*Records to process:*
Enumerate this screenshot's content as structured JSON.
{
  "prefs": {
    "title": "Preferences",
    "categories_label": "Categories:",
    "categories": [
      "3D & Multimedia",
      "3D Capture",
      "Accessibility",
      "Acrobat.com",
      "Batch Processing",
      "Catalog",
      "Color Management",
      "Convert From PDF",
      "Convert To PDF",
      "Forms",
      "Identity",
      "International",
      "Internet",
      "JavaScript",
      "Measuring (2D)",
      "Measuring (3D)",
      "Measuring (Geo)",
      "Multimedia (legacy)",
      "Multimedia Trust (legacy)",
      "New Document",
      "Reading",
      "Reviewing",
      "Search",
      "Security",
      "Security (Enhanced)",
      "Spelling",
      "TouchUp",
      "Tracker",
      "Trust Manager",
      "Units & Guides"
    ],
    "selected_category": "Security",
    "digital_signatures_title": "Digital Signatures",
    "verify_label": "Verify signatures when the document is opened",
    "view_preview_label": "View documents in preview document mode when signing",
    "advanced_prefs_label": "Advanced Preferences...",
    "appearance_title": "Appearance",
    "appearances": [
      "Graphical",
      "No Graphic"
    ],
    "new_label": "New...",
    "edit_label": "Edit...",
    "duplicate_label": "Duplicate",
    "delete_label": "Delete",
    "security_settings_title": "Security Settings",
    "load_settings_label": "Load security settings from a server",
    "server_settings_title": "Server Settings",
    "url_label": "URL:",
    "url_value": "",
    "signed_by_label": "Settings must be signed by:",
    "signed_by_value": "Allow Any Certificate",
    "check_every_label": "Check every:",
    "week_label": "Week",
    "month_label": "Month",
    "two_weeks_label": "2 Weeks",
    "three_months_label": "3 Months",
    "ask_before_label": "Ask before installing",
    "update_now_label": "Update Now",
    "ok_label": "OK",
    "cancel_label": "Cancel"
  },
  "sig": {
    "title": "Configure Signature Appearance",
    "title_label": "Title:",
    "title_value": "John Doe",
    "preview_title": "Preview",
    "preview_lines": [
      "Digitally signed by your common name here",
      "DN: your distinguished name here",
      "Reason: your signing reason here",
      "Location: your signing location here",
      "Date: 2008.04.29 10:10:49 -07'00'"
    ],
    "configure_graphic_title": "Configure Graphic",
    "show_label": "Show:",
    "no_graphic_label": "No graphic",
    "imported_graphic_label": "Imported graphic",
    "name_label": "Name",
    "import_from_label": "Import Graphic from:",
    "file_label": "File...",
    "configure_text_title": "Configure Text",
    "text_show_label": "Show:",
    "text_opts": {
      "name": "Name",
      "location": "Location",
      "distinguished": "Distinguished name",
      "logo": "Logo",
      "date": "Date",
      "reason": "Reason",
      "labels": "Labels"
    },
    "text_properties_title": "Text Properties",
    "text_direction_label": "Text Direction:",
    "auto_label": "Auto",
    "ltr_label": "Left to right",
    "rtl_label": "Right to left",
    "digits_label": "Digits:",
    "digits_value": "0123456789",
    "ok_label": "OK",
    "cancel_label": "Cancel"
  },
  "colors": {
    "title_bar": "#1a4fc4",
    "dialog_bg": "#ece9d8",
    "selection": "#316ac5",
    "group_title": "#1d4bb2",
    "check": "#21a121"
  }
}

*Stated exercise:*
Check each line of the entries for the string "location". Copy the lines that have it.

*Solution to this exercise:*
      "Location: your signing location here",
      "location": "Location",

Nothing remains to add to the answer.